• **Task requirements**: Set down the full listing exactly as given. Any pictures are to be left out.
══════════════════════════════
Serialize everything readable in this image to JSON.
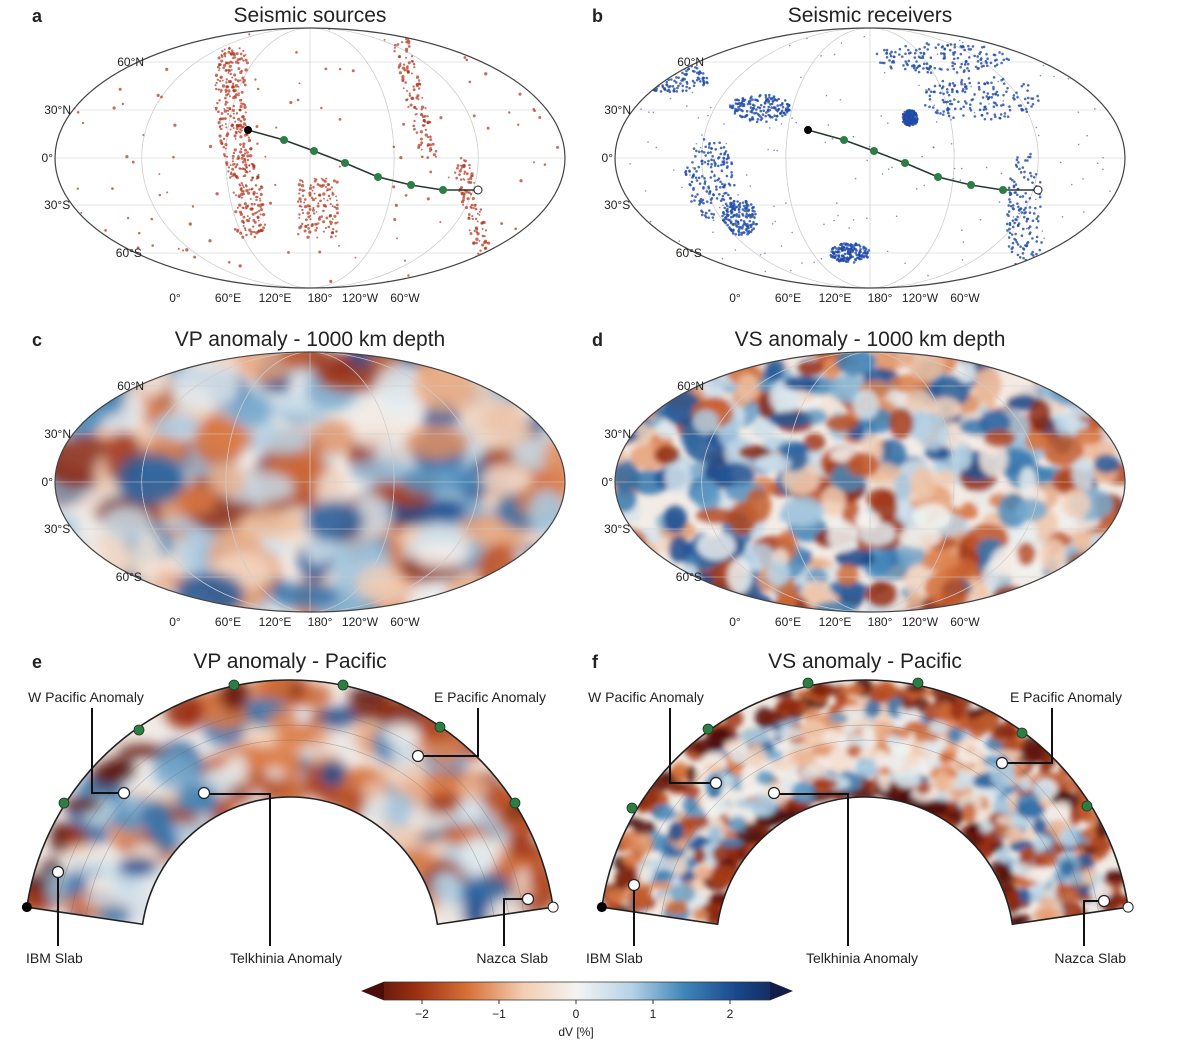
{
  "panels": [
    {
      "letter": "a",
      "title": "Seismic sources",
      "kind": "sources"
    },
    {
      "letter": "b",
      "title": "Seismic receivers",
      "kind": "receivers"
    },
    {
      "letter": "c",
      "title": "VP anomaly - 1000 km depth",
      "kind": "vp"
    },
    {
      "letter": "d",
      "title": "VS anomaly - 1000 km depth",
      "kind": "vs"
    }
  ],
  "lat_labels": [
    "60°N",
    "30°N",
    "0°",
    "30°S",
    "60°S"
  ],
  "lon_labels": [
    "0°",
    "60°E",
    "120°E",
    "180°",
    "120°W",
    "60°W"
  ],
  "sections": [
    {
      "letter": "e",
      "title": "VP anomaly - Pacific",
      "labels": {
        "w_pacific": "W Pacific Anomaly",
        "e_pacific": "E Pacific Anomaly",
        "ibm": "IBM Slab",
        "telkhinia": "Telkhinia Anomaly",
        "nazca": "Nazca Slab"
      }
    },
    {
      "letter": "f",
      "title": "VS anomaly - Pacific",
      "labels": {
        "w_pacific": "W Pacific Anomaly",
        "e_pacific": "E Pacific Anomaly",
        "ibm": "IBM Slab",
        "telkhinia": "Telkhinia Anomaly",
        "nazca": "Nazca Slab"
      }
    }
  ],
  "colorbar": {
    "label": "dV [%]",
    "ticks": [
      "−2",
      "−1",
      "0",
      "1",
      "2"
    ],
    "range": [
      -2.6,
      2.6
    ],
    "tick_values": [
      -2,
      -1,
      0,
      1,
      2
    ],
    "colormap": [
      "#4a0d0a",
      "#9b2f12",
      "#d9733a",
      "#f2cdb3",
      "#f4f4f2",
      "#b7d3e6",
      "#3f85b8",
      "#17468a",
      "#141c4a"
    ]
  },
  "colors": {
    "source": "#b0301a",
    "receiver": "#1f4aa8",
    "path": "#2a6d3c",
    "path_point": "#2e7d45",
    "start": "#000000",
    "end": "#ffffff"
  }
}
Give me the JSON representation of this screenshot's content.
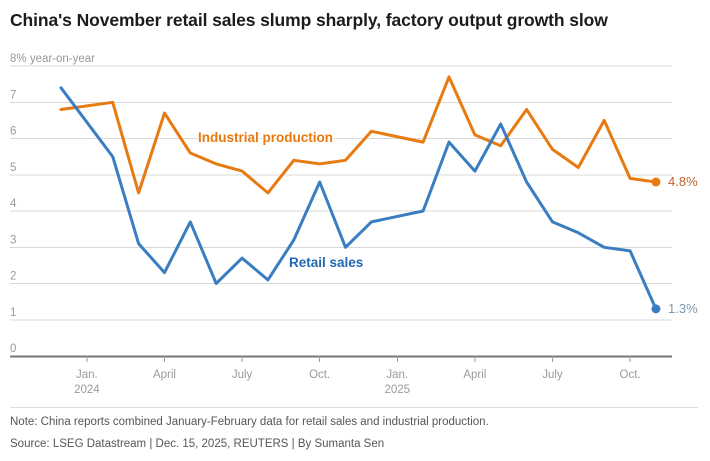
{
  "title": "China's November retail sales slump sharply, factory output growth slow",
  "note": "Note: China reports combined January-February data for retail sales and industrial production.",
  "source": "Source: LSEG Datastream | Dec. 15, 2025, REUTERS | By Sumanta Sen",
  "chart_data": {
    "type": "line",
    "title": "China's November retail sales slump sharply, factory output growth slow",
    "y_axis": {
      "top_label": "8% year-on-year",
      "tick_values": [
        0,
        1,
        2,
        3,
        4,
        5,
        6,
        7
      ],
      "range": [
        0,
        8
      ],
      "grid": true
    },
    "x_axis": {
      "ticks": [
        {
          "label": "Jan.",
          "sublabel": "2024",
          "month_index": 1
        },
        {
          "label": "April",
          "sublabel": "",
          "month_index": 4
        },
        {
          "label": "July",
          "sublabel": "",
          "month_index": 7
        },
        {
          "label": "Oct.",
          "sublabel": "",
          "month_index": 10
        },
        {
          "label": "Jan.",
          "sublabel": "2025",
          "month_index": 13
        },
        {
          "label": "April",
          "sublabel": "",
          "month_index": 16
        },
        {
          "label": "July",
          "sublabel": "",
          "month_index": 19
        },
        {
          "label": "Oct.",
          "sublabel": "",
          "month_index": 22
        }
      ]
    },
    "x_months_from_dec_2023": [
      0,
      2,
      3,
      4,
      5,
      6,
      7,
      8,
      9,
      10,
      11,
      12,
      14,
      15,
      16,
      17,
      18,
      19,
      20,
      21,
      22,
      23
    ],
    "series": [
      {
        "name": "Industrial production",
        "color": "#e87a12",
        "inline_label_color": "#e8780d",
        "end_label": "4.8%",
        "end_label_color": "#c2622e",
        "values": [
          6.8,
          7.0,
          4.5,
          6.7,
          5.6,
          5.3,
          5.1,
          4.5,
          5.4,
          5.3,
          5.4,
          6.2,
          5.9,
          7.7,
          6.1,
          5.8,
          6.8,
          5.7,
          5.2,
          6.5,
          4.9,
          4.8
        ]
      },
      {
        "name": "Retail sales",
        "color": "#3a7ec1",
        "inline_label_color": "#2169b0",
        "end_label": "1.3%",
        "end_label_color": "#7e96ae",
        "values": [
          7.4,
          5.5,
          3.1,
          2.3,
          3.7,
          2.0,
          2.7,
          2.1,
          3.2,
          4.8,
          3.0,
          3.7,
          4.0,
          5.9,
          5.1,
          6.4,
          4.8,
          3.7,
          3.4,
          3.0,
          2.9,
          1.3
        ]
      }
    ],
    "legend_position": "inline-labels",
    "grid_color": "#d9d9d9",
    "axis_color": "#767676",
    "axis_label_color": "#9a9a9a"
  }
}
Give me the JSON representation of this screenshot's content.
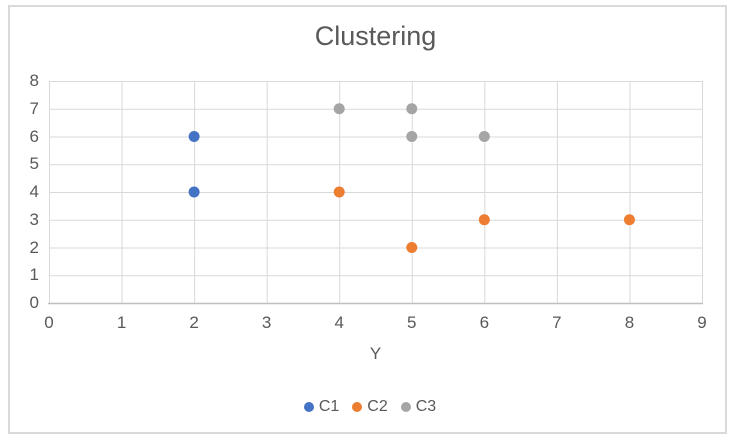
{
  "window": {
    "background": "#ffffff",
    "frame_border_color": "#D9D9D9"
  },
  "chart_data": {
    "type": "scatter",
    "title": "Clustering",
    "xlabel": "Y",
    "ylabel": "",
    "xlim": [
      0,
      9
    ],
    "ylim": [
      0,
      8
    ],
    "xticks": [
      0,
      1,
      2,
      3,
      4,
      5,
      6,
      7,
      8,
      9
    ],
    "yticks": [
      0,
      1,
      2,
      3,
      4,
      5,
      6,
      7,
      8
    ],
    "grid": true,
    "legend_position": "bottom",
    "series": [
      {
        "name": "C1",
        "color": "#4472C4",
        "points": [
          [
            2,
            6
          ],
          [
            2,
            4
          ]
        ]
      },
      {
        "name": "C2",
        "color": "#ED7D31",
        "points": [
          [
            4,
            4
          ],
          [
            5,
            2
          ],
          [
            6,
            3
          ],
          [
            8,
            3
          ]
        ]
      },
      {
        "name": "C3",
        "color": "#A5A5A5",
        "points": [
          [
            4,
            7
          ],
          [
            5,
            7
          ],
          [
            5,
            6
          ],
          [
            6,
            6
          ]
        ]
      }
    ],
    "styles": {
      "grid_color": "#D9D9D9",
      "axis_line_color": "#BFBFBF",
      "text_color": "#595959",
      "title_color": "#595959"
    }
  }
}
══════════════════════════════
• **Output**:
Serialize everything readable in this image to JSON.
{
  "panels": [
    {
      "letter": "a",
      "title": "Seismic sources",
      "kind": "sources"
    },
    {
      "letter": "b",
      "title": "Seismic receivers",
      "kind": "receivers"
    },
    {
      "letter": "c",
      "title": "VP anomaly - 1000 km depth",
      "kind": "vp"
    },
    {
      "letter": "d",
      "title": "VS anomaly - 1000 km depth",
      "kind": "vs"
    }
  ],
  "lat_labels": [
    "60°N",
    "30°N",
    "0°",
    "30°S",
    "60°S"
  ],
  "lon_labels": [
    "0°",
    "60°E",
    "120°E",
    "180°",
    "120°W",
    "60°W"
  ],
  "sections": [
    {
      "letter": "e",
      "title": "VP anomaly - Pacific",
      "labels": {
        "w_pacific": "W Pacific Anomaly",
        "e_pacific": "E Pacific Anomaly",
        "ibm": "IBM Slab",
        "telkhinia": "Telkhinia Anomaly",
        "nazca": "Nazca Slab"
      }
    },
    {
      "letter": "f",
      "title": "VS anomaly - Pacific",
      "labels": {
        "w_pacific": "W Pacific Anomaly",
        "e_pacific": "E Pacific Anomaly",
        "ibm": "IBM Slab",
        "telkhinia": "Telkhinia Anomaly",
        "nazca": "Nazca Slab"
      }
    }
  ],
  "colorbar": {
    "label": "dV [%]",
    "ticks": [
      "−2",
      "−1",
      "0",
      "1",
      "2"
    ],
    "range": [
      -2.6,
      2.6
    ],
    "tick_values": [
      -2,
      -1,
      0,
      1,
      2
    ],
    "colormap": [
      "#4a0d0a",
      "#9b2f12",
      "#d9733a",
      "#f2cdb3",
      "#f4f4f2",
      "#b7d3e6",
      "#3f85b8",
      "#17468a",
      "#141c4a"
    ]
  },
  "colors": {
    "source": "#b0301a",
    "receiver": "#1f4aa8",
    "path": "#2a6d3c",
    "path_point": "#2e7d45",
    "start": "#000000",
    "end": "#ffffff"
  }
}
Give me the JSON representation of this screenshot's content.
{
  "title": "China's November retail sales slump sharply, factory output growth slow",
  "note": "Note: China reports combined January-February data for retail sales and industrial production.",
  "source": "Source: LSEG Datastream | Dec. 15, 2025, REUTERS | By Sumanta Sen",
  "chart_data": {
    "type": "line",
    "title": "China's November retail sales slump sharply, factory output growth slow",
    "y_axis": {
      "top_label": "8% year-on-year",
      "tick_values": [
        0,
        1,
        2,
        3,
        4,
        5,
        6,
        7
      ],
      "range": [
        0,
        8
      ],
      "grid": true
    },
    "x_axis": {
      "ticks": [
        {
          "label": "Jan.",
          "sublabel": "2024",
          "month_index": 1
        },
        {
          "label": "April",
          "sublabel": "",
          "month_index": 4
        },
        {
          "label": "July",
          "sublabel": "",
          "month_index": 7
        },
        {
          "label": "Oct.",
          "sublabel": "",
          "month_index": 10
        },
        {
          "label": "Jan.",
          "sublabel": "2025",
          "month_index": 13
        },
        {
          "label": "April",
          "sublabel": "",
          "month_index": 16
        },
        {
          "label": "July",
          "sublabel": "",
          "month_index": 19
        },
        {
          "label": "Oct.",
          "sublabel": "",
          "month_index": 22
        }
      ]
    },
    "x_months_from_dec_2023": [
      0,
      2,
      3,
      4,
      5,
      6,
      7,
      8,
      9,
      10,
      11,
      12,
      14,
      15,
      16,
      17,
      18,
      19,
      20,
      21,
      22,
      23
    ],
    "series": [
      {
        "name": "Industrial production",
        "color": "#e87a12",
        "inline_label_color": "#e8780d",
        "end_label": "4.8%",
        "end_label_color": "#c2622e",
        "values": [
          6.8,
          7.0,
          4.5,
          6.7,
          5.6,
          5.3,
          5.1,
          4.5,
          5.4,
          5.3,
          5.4,
          6.2,
          5.9,
          7.7,
          6.1,
          5.8,
          6.8,
          5.7,
          5.2,
          6.5,
          4.9,
          4.8
        ]
      },
      {
        "name": "Retail sales",
        "color": "#3a7ec1",
        "inline_label_color": "#2169b0",
        "end_label": "1.3%",
        "end_label_color": "#7e96ae",
        "values": [
          7.4,
          5.5,
          3.1,
          2.3,
          3.7,
          2.0,
          2.7,
          2.1,
          3.2,
          4.8,
          3.0,
          3.7,
          4.0,
          5.9,
          5.1,
          6.4,
          4.8,
          3.7,
          3.4,
          3.0,
          2.9,
          1.3
        ]
      }
    ],
    "legend_position": "inline-labels",
    "grid_color": "#d9d9d9",
    "axis_color": "#767676",
    "axis_label_color": "#9a9a9a"
  }
}
Give me the JSON representation of this screenshot's content.
{
  "window": {
    "background": "#ffffff",
    "frame_border_color": "#D9D9D9"
  },
  "chart_data": {
    "type": "scatter",
    "title": "Clustering",
    "xlabel": "Y",
    "ylabel": "",
    "xlim": [
      0,
      9
    ],
    "ylim": [
      0,
      8
    ],
    "xticks": [
      0,
      1,
      2,
      3,
      4,
      5,
      6,
      7,
      8,
      9
    ],
    "yticks": [
      0,
      1,
      2,
      3,
      4,
      5,
      6,
      7,
      8
    ],
    "grid": true,
    "legend_position": "bottom",
    "series": [
      {
        "name": "C1",
        "color": "#4472C4",
        "points": [
          [
            2,
            6
          ],
          [
            2,
            4
          ]
        ]
      },
      {
        "name": "C2",
        "color": "#ED7D31",
        "points": [
          [
            4,
            4
          ],
          [
            5,
            2
          ],
          [
            6,
            3
          ],
          [
            8,
            3
          ]
        ]
      },
      {
        "name": "C3",
        "color": "#A5A5A5",
        "points": [
          [
            4,
            7
          ],
          [
            5,
            7
          ],
          [
            5,
            6
          ],
          [
            6,
            6
          ]
        ]
      }
    ],
    "styles": {
      "grid_color": "#D9D9D9",
      "axis_line_color": "#BFBFBF",
      "text_color": "#595959",
      "title_color": "#595959"
    }
  }
}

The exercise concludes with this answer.